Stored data

----------

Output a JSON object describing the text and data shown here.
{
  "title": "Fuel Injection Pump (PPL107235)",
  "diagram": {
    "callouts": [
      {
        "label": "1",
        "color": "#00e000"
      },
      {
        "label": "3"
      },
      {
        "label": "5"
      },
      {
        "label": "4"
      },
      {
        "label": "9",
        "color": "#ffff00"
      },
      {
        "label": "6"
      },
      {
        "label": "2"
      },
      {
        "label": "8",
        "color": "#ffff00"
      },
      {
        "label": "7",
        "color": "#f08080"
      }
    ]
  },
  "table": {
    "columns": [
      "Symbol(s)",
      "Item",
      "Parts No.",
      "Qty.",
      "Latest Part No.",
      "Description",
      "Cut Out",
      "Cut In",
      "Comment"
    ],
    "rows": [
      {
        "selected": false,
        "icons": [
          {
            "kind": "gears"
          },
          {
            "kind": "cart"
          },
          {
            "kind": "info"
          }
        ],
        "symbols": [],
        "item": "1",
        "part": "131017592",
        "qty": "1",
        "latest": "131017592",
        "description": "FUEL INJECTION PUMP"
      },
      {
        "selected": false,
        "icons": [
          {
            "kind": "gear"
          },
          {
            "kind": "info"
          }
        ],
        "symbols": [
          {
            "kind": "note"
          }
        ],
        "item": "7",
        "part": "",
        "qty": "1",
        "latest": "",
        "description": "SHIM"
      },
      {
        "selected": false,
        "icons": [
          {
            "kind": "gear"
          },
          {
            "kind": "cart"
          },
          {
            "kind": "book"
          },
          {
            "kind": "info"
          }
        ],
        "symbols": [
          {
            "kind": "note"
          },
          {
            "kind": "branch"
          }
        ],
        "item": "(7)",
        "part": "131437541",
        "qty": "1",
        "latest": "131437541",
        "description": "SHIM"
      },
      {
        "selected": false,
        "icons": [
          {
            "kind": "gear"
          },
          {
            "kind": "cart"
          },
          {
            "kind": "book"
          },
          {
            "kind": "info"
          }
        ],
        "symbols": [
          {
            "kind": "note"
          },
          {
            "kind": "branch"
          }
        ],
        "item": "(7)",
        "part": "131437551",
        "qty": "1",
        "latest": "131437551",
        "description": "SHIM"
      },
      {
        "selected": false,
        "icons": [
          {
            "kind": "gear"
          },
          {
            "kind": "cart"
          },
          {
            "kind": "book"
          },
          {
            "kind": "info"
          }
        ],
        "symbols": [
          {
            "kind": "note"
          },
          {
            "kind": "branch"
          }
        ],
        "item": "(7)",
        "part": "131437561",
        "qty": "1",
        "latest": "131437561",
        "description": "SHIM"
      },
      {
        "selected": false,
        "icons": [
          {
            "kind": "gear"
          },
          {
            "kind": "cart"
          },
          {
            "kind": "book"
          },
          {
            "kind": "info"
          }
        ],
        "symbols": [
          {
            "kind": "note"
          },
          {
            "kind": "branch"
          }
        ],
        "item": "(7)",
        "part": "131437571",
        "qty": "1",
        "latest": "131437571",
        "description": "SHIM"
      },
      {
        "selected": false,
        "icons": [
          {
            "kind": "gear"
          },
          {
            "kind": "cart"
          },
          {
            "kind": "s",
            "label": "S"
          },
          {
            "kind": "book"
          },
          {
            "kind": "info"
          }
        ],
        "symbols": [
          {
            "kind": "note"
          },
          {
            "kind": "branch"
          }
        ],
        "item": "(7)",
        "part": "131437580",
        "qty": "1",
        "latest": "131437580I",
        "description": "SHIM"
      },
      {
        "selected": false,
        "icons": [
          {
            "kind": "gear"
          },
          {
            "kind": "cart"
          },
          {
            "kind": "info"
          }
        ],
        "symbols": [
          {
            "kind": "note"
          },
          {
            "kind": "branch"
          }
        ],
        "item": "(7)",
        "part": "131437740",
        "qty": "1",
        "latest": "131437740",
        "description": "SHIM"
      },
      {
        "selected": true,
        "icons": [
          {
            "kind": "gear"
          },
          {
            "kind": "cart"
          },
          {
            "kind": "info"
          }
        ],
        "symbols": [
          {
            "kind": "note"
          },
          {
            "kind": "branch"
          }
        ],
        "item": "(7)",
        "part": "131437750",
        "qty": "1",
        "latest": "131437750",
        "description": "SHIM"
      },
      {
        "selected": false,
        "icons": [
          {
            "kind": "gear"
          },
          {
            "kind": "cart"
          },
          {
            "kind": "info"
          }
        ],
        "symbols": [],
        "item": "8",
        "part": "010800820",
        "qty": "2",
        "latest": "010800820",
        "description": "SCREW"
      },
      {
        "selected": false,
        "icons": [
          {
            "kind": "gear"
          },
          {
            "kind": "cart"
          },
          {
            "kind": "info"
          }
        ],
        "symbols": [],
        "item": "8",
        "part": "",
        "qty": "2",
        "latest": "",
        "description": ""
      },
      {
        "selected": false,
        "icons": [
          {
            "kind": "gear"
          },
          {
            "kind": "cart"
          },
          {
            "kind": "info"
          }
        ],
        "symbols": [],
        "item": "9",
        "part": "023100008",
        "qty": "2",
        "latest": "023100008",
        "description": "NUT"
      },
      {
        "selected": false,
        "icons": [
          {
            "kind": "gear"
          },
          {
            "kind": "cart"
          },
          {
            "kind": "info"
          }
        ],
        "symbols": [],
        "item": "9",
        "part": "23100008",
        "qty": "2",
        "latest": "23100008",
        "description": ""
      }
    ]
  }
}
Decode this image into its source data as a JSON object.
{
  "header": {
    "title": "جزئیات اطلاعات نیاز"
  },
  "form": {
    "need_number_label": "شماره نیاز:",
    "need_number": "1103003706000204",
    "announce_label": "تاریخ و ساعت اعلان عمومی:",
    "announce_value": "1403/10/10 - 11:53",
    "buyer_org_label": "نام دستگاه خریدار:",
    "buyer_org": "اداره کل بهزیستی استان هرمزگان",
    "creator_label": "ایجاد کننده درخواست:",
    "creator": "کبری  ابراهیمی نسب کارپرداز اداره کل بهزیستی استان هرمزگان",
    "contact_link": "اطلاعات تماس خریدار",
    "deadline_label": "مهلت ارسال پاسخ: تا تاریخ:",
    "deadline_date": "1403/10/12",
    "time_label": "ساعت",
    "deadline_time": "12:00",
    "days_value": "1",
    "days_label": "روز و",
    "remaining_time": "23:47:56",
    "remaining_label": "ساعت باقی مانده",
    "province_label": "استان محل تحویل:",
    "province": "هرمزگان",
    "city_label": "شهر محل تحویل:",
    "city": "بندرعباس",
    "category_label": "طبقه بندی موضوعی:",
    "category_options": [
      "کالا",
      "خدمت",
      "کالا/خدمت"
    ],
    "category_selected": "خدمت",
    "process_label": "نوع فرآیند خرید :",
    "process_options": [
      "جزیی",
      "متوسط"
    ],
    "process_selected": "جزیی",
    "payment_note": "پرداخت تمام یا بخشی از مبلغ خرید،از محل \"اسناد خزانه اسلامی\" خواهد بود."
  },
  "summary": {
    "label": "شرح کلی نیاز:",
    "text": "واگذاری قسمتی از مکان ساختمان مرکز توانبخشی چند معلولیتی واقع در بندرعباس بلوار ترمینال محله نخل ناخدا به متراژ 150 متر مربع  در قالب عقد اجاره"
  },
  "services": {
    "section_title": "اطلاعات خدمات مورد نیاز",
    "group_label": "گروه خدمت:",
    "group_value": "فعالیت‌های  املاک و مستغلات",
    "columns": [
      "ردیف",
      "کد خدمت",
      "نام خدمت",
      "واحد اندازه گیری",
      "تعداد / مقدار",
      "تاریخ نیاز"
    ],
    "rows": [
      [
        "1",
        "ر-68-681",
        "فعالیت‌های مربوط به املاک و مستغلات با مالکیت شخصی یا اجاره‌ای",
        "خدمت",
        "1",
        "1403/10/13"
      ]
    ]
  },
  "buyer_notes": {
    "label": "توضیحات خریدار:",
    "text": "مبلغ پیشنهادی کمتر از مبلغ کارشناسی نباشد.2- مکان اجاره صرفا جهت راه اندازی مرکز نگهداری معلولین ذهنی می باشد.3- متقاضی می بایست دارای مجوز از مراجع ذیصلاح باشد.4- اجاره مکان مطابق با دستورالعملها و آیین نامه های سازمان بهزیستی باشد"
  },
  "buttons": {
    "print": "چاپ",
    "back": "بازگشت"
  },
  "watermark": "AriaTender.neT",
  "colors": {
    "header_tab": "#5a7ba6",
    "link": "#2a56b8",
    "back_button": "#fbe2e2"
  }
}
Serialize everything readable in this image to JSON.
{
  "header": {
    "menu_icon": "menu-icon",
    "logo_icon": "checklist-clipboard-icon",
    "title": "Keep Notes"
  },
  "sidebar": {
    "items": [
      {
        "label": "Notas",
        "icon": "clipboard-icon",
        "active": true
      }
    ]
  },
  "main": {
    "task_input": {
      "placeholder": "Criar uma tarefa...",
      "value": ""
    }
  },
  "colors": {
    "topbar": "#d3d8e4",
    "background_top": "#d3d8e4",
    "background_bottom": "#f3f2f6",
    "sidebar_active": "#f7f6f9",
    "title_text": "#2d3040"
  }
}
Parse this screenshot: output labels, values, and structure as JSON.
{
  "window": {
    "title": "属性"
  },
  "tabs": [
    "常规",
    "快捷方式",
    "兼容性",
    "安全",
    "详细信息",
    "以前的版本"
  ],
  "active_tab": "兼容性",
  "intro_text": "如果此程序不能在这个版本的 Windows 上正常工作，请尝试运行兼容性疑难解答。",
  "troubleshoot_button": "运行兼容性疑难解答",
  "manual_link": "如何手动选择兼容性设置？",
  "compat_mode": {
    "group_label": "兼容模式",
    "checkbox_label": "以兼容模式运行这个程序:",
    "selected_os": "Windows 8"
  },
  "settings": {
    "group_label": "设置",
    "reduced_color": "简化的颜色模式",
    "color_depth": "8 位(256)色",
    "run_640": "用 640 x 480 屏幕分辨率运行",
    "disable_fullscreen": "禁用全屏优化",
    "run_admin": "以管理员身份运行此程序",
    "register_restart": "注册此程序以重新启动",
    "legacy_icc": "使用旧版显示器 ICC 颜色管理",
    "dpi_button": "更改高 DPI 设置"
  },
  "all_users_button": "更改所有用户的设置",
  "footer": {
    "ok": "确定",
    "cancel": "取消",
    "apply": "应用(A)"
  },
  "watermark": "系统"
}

----------

> [Objective]
For the data above, state how many lines contain "Windows"; the number is the whole answer.

> [Full output]
2